A block of data:
——————
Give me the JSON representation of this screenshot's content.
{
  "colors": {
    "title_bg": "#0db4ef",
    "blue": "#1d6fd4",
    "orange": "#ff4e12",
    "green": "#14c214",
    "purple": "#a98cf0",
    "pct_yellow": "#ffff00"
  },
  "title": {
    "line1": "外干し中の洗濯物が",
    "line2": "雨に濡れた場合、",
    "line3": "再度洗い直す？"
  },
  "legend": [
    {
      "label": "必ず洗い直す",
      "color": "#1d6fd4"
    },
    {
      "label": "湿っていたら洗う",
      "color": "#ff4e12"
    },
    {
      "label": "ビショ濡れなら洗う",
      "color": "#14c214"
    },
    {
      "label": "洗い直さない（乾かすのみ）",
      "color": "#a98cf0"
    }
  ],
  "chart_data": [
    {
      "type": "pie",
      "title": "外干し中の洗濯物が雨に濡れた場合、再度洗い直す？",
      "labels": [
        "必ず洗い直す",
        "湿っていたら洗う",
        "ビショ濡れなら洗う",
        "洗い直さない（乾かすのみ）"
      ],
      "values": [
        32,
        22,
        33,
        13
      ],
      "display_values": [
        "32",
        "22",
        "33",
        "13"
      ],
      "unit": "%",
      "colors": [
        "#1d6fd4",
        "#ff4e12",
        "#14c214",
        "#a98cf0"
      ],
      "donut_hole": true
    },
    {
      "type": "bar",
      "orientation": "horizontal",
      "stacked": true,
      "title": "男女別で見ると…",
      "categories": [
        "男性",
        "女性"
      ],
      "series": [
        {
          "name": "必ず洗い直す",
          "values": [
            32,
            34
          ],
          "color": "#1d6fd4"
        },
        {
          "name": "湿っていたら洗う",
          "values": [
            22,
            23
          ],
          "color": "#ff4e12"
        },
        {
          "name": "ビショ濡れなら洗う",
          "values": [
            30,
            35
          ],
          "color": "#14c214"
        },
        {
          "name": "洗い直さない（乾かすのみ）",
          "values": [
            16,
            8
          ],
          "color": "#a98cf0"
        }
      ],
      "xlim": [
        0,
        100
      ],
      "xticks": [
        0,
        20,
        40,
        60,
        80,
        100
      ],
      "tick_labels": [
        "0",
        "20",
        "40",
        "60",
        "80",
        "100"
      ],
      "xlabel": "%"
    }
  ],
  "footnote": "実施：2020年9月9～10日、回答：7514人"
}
——————
INSTRUCTIONS FOR THE TASK = Collect every line from the records above that contains the word "洗い直さない".

FINISHED EXERCISE =
      "label": "洗い直さない（乾かすのみ）",
        "洗い直さない（乾かすのみ）"
          "name": "洗い直さない（乾かすのみ）",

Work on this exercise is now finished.